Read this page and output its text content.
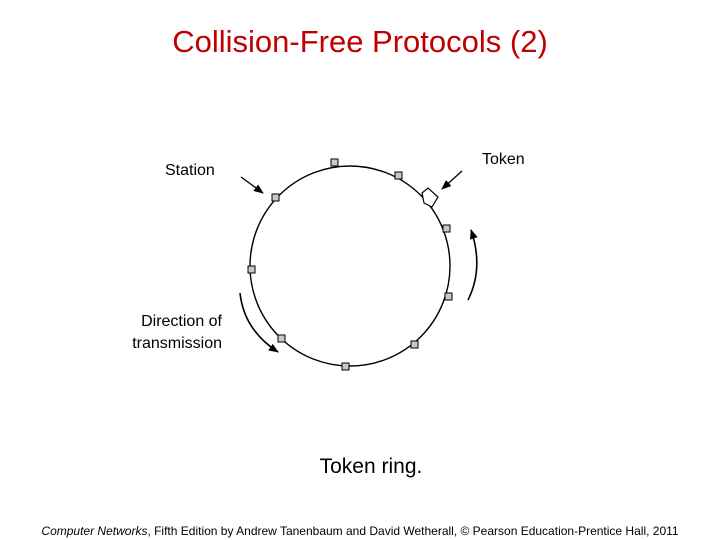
Collision-Free Protocols (2)
Station
Token
Direction of
transmission
Token ring.
Computer Networks, Fifth Edition by Andrew Tanenbaum and David Wetherall, © Pearson Education-Prentice Hall, 2011
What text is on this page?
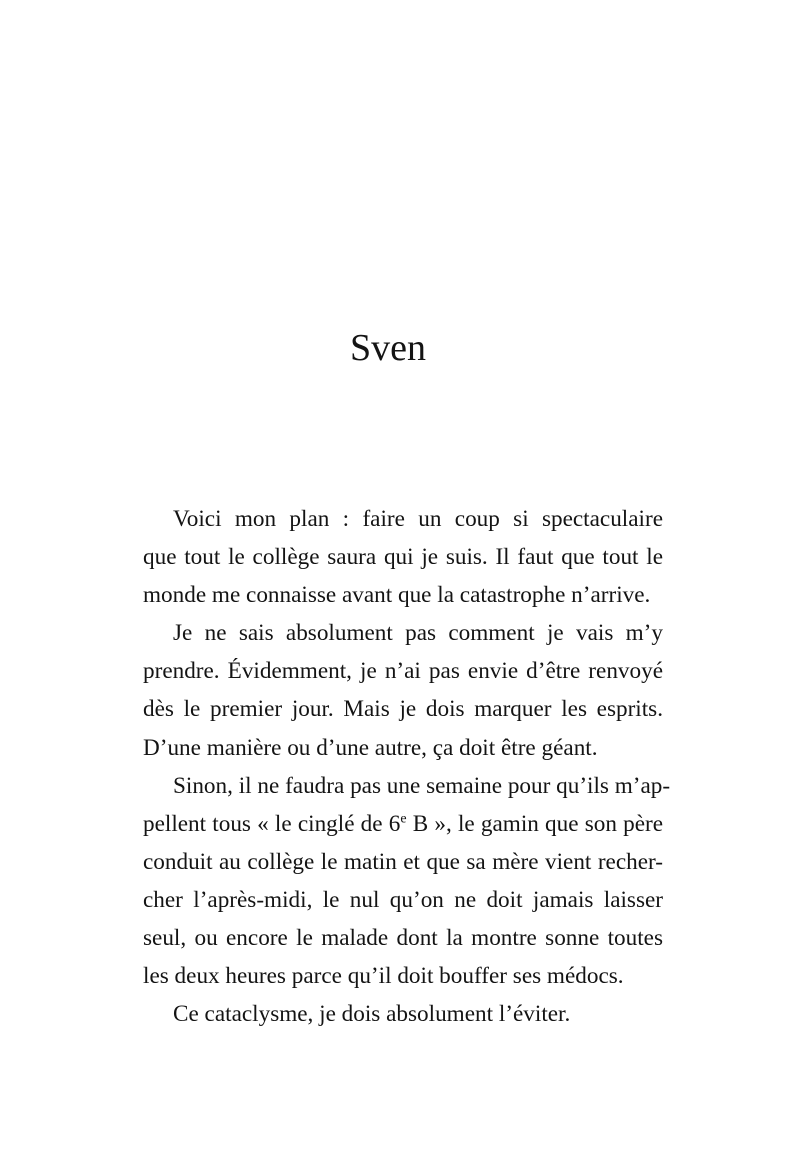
Sven

Voici mon plan : faire un coup si spectaculaire
que tout le collège saura qui je suis. Il faut que tout le
monde me connaisse avant que la catastrophe n’arrive.

Je ne sais absolument pas comment je vais m’y
prendre. Évidemment, je n’ai pas envie d’être renvoyé
dès le premier jour. Mais je dois marquer les esprits.
D’une manière ou d’une autre, ça doit être géant.

Sinon, il ne faudra pas une semaine pour qu’ils m’ap-
pellent tous « le cinglé de 6e B », le gamin que son père
conduit au collège le matin et que sa mère vient recher-
cher l’après-midi, le nul qu’on ne doit jamais laisser
seul, ou encore le malade dont la montre sonne toutes
les deux heures parce qu’il doit bouffer ses médocs.

Ce cataclysme, je dois absolument l’éviter.
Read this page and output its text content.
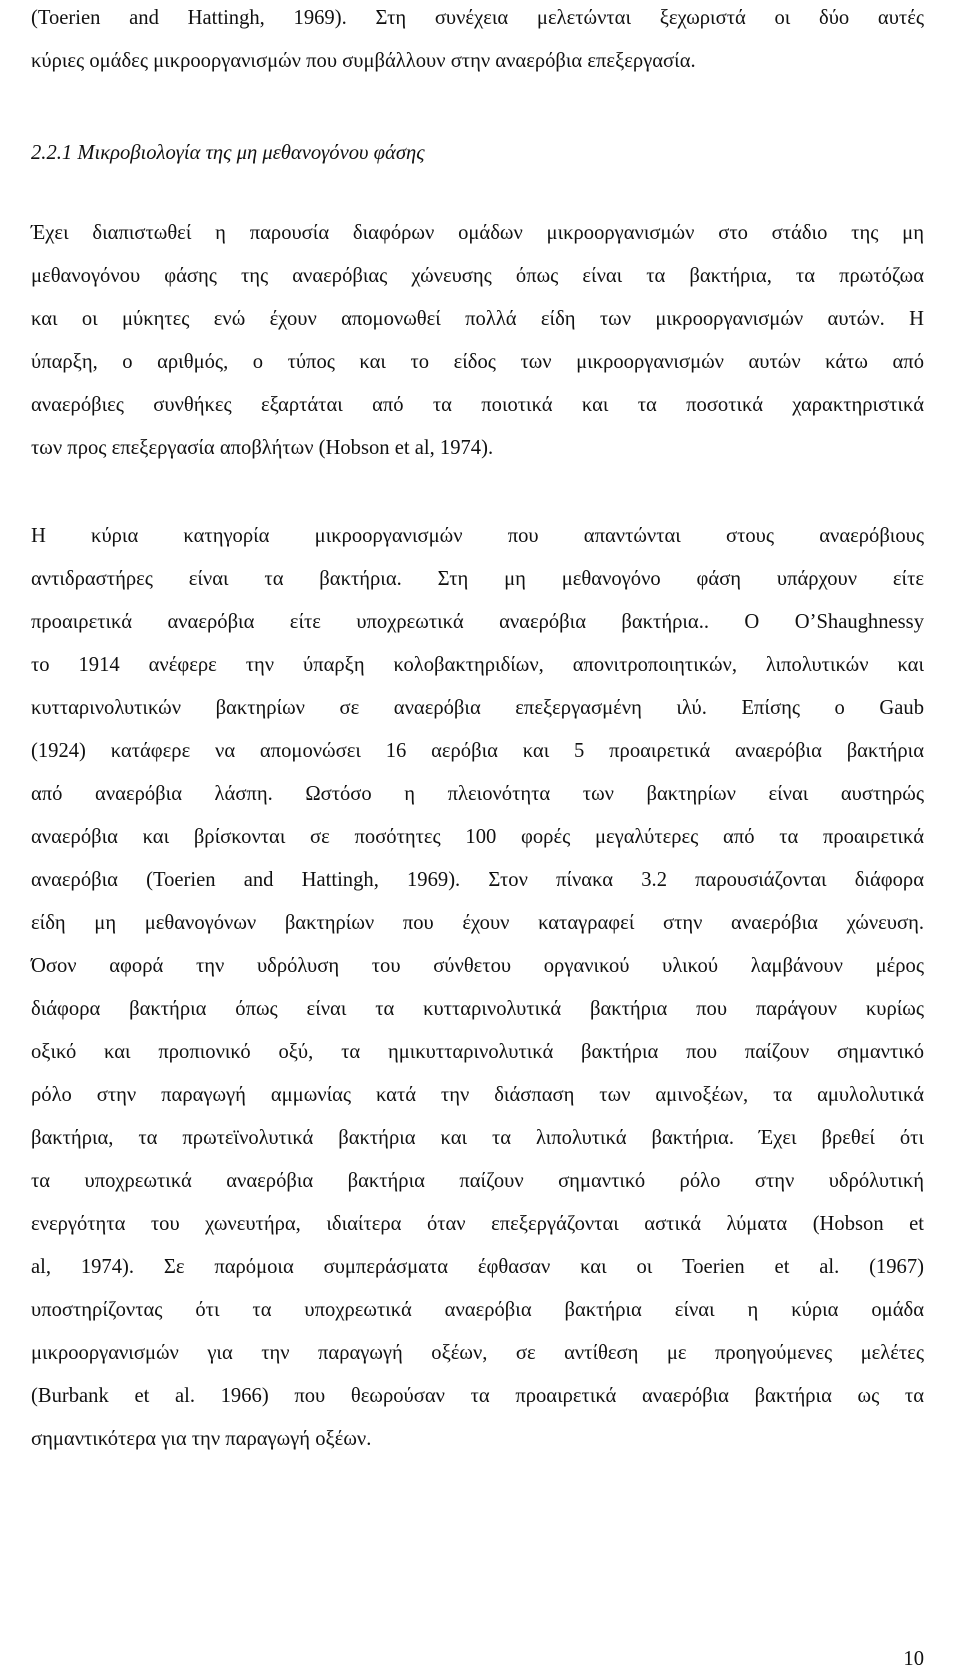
(Toerien and Hattingh, 1969). Στη συνέχεια μελετώνται ξεχωριστά οι δύο αυτές
κύριες ομάδες μικροοργανισμών που συμβάλλουν στην αναερόβια επεξεργασία.
2.2.1 Μικροβιολογία της μη μεθανογόνου φάσης
Έχει διαπιστωθεί η παρουσία διαφόρων ομάδων μικροοργανισμών στο στάδιο της μη
μεθανογόνου φάσης της αναερόβιας χώνευσης όπως είναι τα βακτήρια, τα πρωτόζωα
και οι μύκητες ενώ έχουν απομονωθεί πολλά είδη των μικροοργανισμών αυτών. Η
ύπαρξη, ο αριθμός, ο τύπος και το είδος των μικροοργανισμών αυτών κάτω από
αναερόβιες συνθήκες εξαρτάται από τα ποιοτικά και τα ποσοτικά χαρακτηριστικά
των προς επεξεργασία αποβλήτων (Hobson et al, 1974).
Η κύρια κατηγορία μικροοργανισμών που απαντώνται στους αναερόβιους
αντιδραστήρες είναι τα βακτήρια. Στη μη μεθανογόνο φάση υπάρχουν είτε
προαιρετικά αναερόβια είτε υποχρεωτικά αναερόβια βακτήρια.. Ο O’Shaughnessy
το 1914 ανέφερε την ύπαρξη κολοβακτηριδίων, απονιτροποιητικών, λιπολυτικών και
κυτταρινολυτικών βακτηρίων σε αναερόβια επεξεργασμένη ιλύ. Επίσης ο Gaub
(1924) κατάφερε να απομονώσει 16 αερόβια και 5 προαιρετικά αναερόβια βακτήρια
από αναερόβια λάσπη. Ωστόσο η πλειονότητα των βακτηρίων είναι αυστηρώς
αναερόβια και βρίσκονται σε ποσότητες 100 φορές μεγαλύτερες από τα προαιρετικά
αναερόβια (Toerien and Hattingh, 1969). Στον πίνακα 3.2 παρουσιάζονται διάφορα
είδη μη μεθανογόνων βακτηρίων που έχουν καταγραφεί στην αναερόβια χώνευση.
Όσον αφορά την υδρόλυση του σύνθετου οργανικού υλικού λαμβάνουν μέρος
διάφορα βακτήρια όπως είναι τα κυτταρινολυτικά βακτήρια που παράγουν κυρίως
οξικό και προπιονικό οξύ, τα ημικυτταρινολυτικά βακτήρια που παίζουν σημαντικό
ρόλο στην παραγωγή αμμωνίας κατά την διάσπαση των αμινοξέων, τα αμυλολυτικά
βακτήρια, τα πρωτεϊνολυτικά βακτήρια και τα λιπολυτικά βακτήρια. Έχει βρεθεί ότι
τα υποχρεωτικά αναερόβια βακτήρια παίζουν σημαντικό ρόλο στην υδρόλυτική
ενεργότητα του χωνευτήρα, ιδιαίτερα όταν επεξεργάζονται αστικά λύματα (Hobson et
al, 1974). Σε παρόμοια συμπεράσματα έφθασαν και οι Toerien et al. (1967)
υποστηρίζοντας ότι τα υποχρεωτικά αναερόβια βακτήρια είναι η κύρια ομάδα
μικροοργανισμών για την παραγωγή οξέων, σε αντίθεση με προηγούμενες μελέτες
(Burbank et al. 1966) που θεωρούσαν τα προαιρετικά αναερόβια βακτήρια ως τα
σημαντικότερα για την παραγωγή οξέων.
10
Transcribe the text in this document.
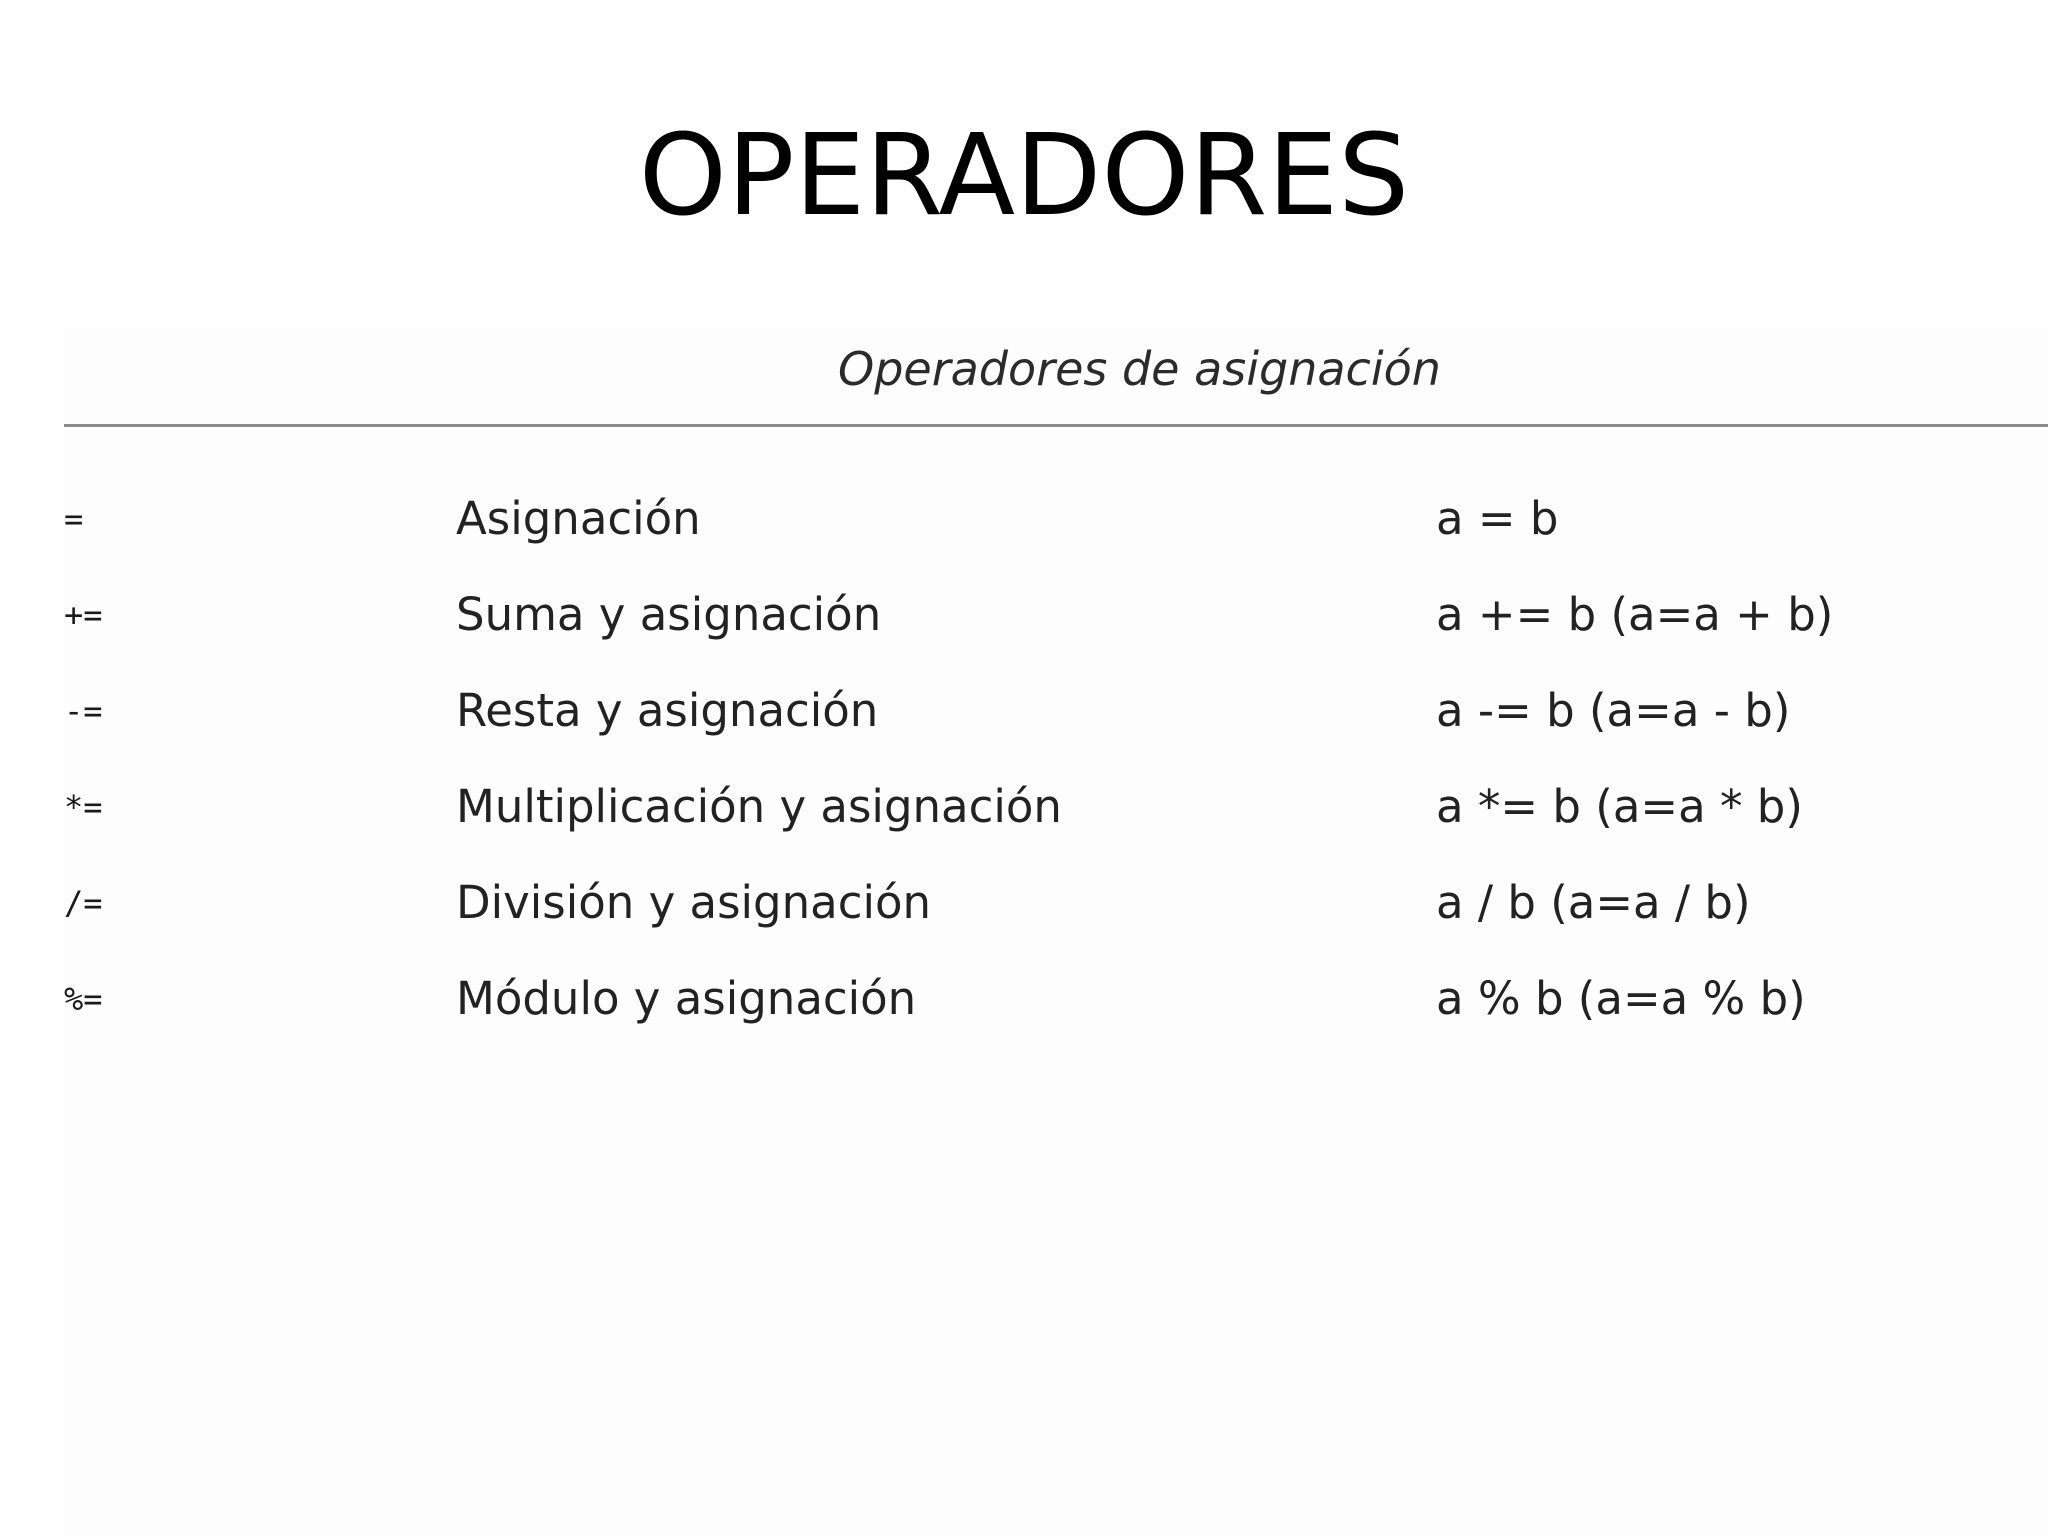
OPERADORES
Operadores de asignación
=	Asignación	a = b
+=	Suma y asignación	a += b (a=a + b)
-=	Resta y asignación	a -= b (a=a - b)
*=	Multiplicación y asignación	a *= b (a=a * b)
/=	División y asignación	a / b (a=a / b)
%=	Módulo y asignación	a % b (a=a % b)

****************************************

AIM OF THE EXERCISE: Leave out the pictures, and give all the records again exactly.

RESPONSE:
Read this page and output its text content.
Collision-Free Protocols (2)
Station
Token
Direction of
transmission
Token ring.
Computer Networks, Fifth Edition by Andrew Tanenbaum and David Wetherall, © Pearson Education-Prentice Hall, 2011
What text is on this page?
Sven

Voici mon plan : faire un coup si spectaculaire
que tout le collège saura qui je suis. Il faut que tout le
monde me connaisse avant que la catastrophe n’arrive.

Je ne sais absolument pas comment je vais m’y
prendre. Évidemment, je n’ai pas envie d’être renvoyé
dès le premier jour. Mais je dois marquer les esprits.
D’une manière ou d’une autre, ça doit être géant.

Sinon, il ne faudra pas une semaine pour qu’ils m’ap-
pellent tous « le cinglé de 6e B », le gamin que son père
conduit au collège le matin et que sa mère vient recher-
cher l’après-midi, le nul qu’on ne doit jamais laisser
seul, ou encore le malade dont la montre sonne toutes
les deux heures parce qu’il doit bouffer ses médocs.

Ce cataclysme, je dois absolument l’éviter.
Read this page and output its text content.
(Toerien and Hattingh, 1969). Στη συνέχεια μελετώνται ξεχωριστά οι δύο αυτές
κύριες ομάδες μικροοργανισμών που συμβάλλουν στην αναερόβια επεξεργασία.
2.2.1 Μικροβιολογία της μη μεθανογόνου φάσης
Έχει διαπιστωθεί η παρουσία διαφόρων ομάδων μικροοργανισμών στο στάδιο της μη
μεθανογόνου φάσης της αναερόβιας χώνευσης όπως είναι τα βακτήρια, τα πρωτόζωα
και οι μύκητες ενώ έχουν απομονωθεί πολλά είδη των μικροοργανισμών αυτών. Η
ύπαρξη, ο αριθμός, ο τύπος και το είδος των μικροοργανισμών αυτών κάτω από
αναερόβιες συνθήκες εξαρτάται από τα ποιοτικά και τα ποσοτικά χαρακτηριστικά
των προς επεξεργασία αποβλήτων (Hobson et al, 1974).
Η κύρια κατηγορία μικροοργανισμών που απαντώνται στους αναερόβιους
αντιδραστήρες είναι τα βακτήρια. Στη μη μεθανογόνο φάση υπάρχουν είτε
προαιρετικά αναερόβια είτε υποχρεωτικά αναερόβια βακτήρια.. Ο O’Shaughnessy
το 1914 ανέφερε την ύπαρξη κολοβακτηριδίων, απονιτροποιητικών, λιπολυτικών και
κυτταρινολυτικών βακτηρίων σε αναερόβια επεξεργασμένη ιλύ. Επίσης ο Gaub
(1924) κατάφερε να απομονώσει 16 αερόβια και 5 προαιρετικά αναερόβια βακτήρια
από αναερόβια λάσπη. Ωστόσο η πλειονότητα των βακτηρίων είναι αυστηρώς
αναερόβια και βρίσκονται σε ποσότητες 100 φορές μεγαλύτερες από τα προαιρετικά
αναερόβια (Toerien and Hattingh, 1969). Στον πίνακα 3.2 παρουσιάζονται διάφορα
είδη μη μεθανογόνων βακτηρίων που έχουν καταγραφεί στην αναερόβια χώνευση.
Όσον αφορά την υδρόλυση του σύνθετου οργανικού υλικού λαμβάνουν μέρος
διάφορα βακτήρια όπως είναι τα κυτταρινολυτικά βακτήρια που παράγουν κυρίως
οξικό και προπιονικό οξύ, τα ημικυτταρινολυτικά βακτήρια που παίζουν σημαντικό
ρόλο στην παραγωγή αμμωνίας κατά την διάσπαση των αμινοξέων, τα αμυλολυτικά
βακτήρια, τα πρωτεϊνολυτικά βακτήρια και τα λιπολυτικά βακτήρια. Έχει βρεθεί ότι
τα υποχρεωτικά αναερόβια βακτήρια παίζουν σημαντικό ρόλο στην υδρόλυτική
ενεργότητα του χωνευτήρα, ιδιαίτερα όταν επεξεργάζονται αστικά λύματα (Hobson et
al, 1974). Σε παρόμοια συμπεράσματα έφθασαν και οι Toerien et al. (1967)
υποστηρίζοντας ότι τα υποχρεωτικά αναερόβια βακτήρια είναι η κύρια ομάδα
μικροοργανισμών για την παραγωγή οξέων, σε αντίθεση με προηγούμενες μελέτες
(Burbank et al. 1966) που θεωρούσαν τα προαιρετικά αναερόβια βακτήρια ως τα
σημαντικότερα για την παραγωγή οξέων.
10
Transcribe the text in this document.
OPERADORES
Operadores de asignación
=	Asignación	a = b
+=	Suma y asignación	a += b (a=a + b)
-=	Resta y asignación	a -= b (a=a - b)
*=	Multiplicación y asignación	a *= b (a=a * b)
/=	División y asignación	a / b (a=a / b)
%=	Módulo y asignación	a % b (a=a % b)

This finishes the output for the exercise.